Exercise instructions: Report each line of the data that has "hebben" somewhere in it.

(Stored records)
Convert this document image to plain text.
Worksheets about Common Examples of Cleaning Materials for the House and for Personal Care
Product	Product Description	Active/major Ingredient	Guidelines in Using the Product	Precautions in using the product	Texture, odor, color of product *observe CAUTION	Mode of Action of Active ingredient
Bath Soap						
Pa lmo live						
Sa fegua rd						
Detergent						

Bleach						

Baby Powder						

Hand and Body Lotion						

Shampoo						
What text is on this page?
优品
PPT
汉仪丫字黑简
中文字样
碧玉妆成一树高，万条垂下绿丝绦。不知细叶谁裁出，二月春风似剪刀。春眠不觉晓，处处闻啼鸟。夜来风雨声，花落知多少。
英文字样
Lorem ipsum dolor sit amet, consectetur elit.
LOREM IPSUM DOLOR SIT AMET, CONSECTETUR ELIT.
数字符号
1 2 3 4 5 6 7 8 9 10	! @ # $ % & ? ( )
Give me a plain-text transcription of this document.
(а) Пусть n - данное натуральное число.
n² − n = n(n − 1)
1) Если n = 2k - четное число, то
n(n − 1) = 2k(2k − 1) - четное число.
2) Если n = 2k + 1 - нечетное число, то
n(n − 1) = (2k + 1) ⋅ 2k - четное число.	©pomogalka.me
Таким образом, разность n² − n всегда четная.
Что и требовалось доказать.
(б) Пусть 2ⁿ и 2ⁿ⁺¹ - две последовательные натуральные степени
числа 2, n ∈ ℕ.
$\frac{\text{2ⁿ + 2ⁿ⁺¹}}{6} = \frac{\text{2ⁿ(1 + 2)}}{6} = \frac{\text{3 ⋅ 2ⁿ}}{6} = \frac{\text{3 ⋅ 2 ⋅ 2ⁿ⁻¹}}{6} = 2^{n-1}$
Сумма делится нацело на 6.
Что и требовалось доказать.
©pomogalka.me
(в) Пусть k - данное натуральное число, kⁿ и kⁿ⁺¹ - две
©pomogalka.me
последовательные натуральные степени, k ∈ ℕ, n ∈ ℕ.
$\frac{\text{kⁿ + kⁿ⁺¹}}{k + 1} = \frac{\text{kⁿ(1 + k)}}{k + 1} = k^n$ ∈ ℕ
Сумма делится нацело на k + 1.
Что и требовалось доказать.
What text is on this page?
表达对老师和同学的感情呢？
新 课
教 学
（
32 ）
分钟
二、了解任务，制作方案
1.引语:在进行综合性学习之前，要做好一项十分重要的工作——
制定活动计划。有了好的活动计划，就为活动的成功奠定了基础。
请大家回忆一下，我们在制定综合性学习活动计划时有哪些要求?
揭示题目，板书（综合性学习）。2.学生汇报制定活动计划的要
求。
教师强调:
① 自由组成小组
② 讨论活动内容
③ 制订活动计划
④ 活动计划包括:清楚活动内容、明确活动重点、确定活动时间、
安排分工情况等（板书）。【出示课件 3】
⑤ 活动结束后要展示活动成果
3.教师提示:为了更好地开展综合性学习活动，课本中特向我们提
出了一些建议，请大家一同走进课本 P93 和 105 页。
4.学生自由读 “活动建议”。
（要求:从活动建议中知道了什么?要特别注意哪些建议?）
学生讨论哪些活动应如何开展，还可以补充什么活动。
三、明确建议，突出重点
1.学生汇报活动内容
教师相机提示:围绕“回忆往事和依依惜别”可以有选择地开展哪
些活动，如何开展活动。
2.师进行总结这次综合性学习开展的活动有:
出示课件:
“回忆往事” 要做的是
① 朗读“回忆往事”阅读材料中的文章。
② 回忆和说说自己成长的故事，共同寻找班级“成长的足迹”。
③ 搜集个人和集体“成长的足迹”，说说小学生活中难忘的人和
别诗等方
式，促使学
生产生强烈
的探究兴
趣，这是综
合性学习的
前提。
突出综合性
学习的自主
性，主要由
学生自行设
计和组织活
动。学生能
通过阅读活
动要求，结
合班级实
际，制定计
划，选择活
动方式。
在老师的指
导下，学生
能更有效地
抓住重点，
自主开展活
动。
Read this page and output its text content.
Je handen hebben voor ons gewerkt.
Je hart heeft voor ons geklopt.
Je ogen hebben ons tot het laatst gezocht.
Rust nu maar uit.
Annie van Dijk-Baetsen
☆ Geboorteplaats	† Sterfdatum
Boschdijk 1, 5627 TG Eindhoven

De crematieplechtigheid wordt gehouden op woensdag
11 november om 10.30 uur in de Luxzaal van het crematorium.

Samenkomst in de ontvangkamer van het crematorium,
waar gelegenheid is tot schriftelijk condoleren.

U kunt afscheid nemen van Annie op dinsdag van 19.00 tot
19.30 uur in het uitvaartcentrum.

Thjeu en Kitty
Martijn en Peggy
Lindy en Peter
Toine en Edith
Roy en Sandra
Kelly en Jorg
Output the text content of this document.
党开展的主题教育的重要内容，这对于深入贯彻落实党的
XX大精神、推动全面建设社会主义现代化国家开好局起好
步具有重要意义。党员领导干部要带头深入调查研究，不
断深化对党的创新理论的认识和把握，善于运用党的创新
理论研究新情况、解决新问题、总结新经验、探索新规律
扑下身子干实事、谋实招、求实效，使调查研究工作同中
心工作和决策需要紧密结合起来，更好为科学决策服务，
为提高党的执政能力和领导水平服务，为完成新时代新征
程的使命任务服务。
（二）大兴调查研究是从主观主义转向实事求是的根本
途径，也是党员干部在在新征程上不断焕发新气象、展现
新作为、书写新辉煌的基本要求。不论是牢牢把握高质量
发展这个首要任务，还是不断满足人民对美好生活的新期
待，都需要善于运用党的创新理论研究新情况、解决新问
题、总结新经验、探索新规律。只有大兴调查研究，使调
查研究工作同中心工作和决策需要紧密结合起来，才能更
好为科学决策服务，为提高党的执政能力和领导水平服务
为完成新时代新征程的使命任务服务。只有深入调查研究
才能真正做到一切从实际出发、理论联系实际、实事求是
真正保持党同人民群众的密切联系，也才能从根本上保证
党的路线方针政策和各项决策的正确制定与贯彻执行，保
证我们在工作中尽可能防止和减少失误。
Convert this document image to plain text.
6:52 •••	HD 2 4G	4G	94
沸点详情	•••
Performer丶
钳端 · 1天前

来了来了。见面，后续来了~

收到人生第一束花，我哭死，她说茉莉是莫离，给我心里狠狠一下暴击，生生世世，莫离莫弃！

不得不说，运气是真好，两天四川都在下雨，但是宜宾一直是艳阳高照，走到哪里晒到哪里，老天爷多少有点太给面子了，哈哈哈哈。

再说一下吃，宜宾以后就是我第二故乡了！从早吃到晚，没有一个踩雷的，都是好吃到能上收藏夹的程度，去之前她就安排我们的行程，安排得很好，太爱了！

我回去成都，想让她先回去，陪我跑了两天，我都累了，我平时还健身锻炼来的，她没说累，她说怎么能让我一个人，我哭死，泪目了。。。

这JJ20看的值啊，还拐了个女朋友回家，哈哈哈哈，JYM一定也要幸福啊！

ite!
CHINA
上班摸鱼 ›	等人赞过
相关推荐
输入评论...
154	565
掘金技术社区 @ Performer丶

Full output:
Je handen hebben voor ons gewerkt.
Je ogen hebben ons tot het laatst gezocht.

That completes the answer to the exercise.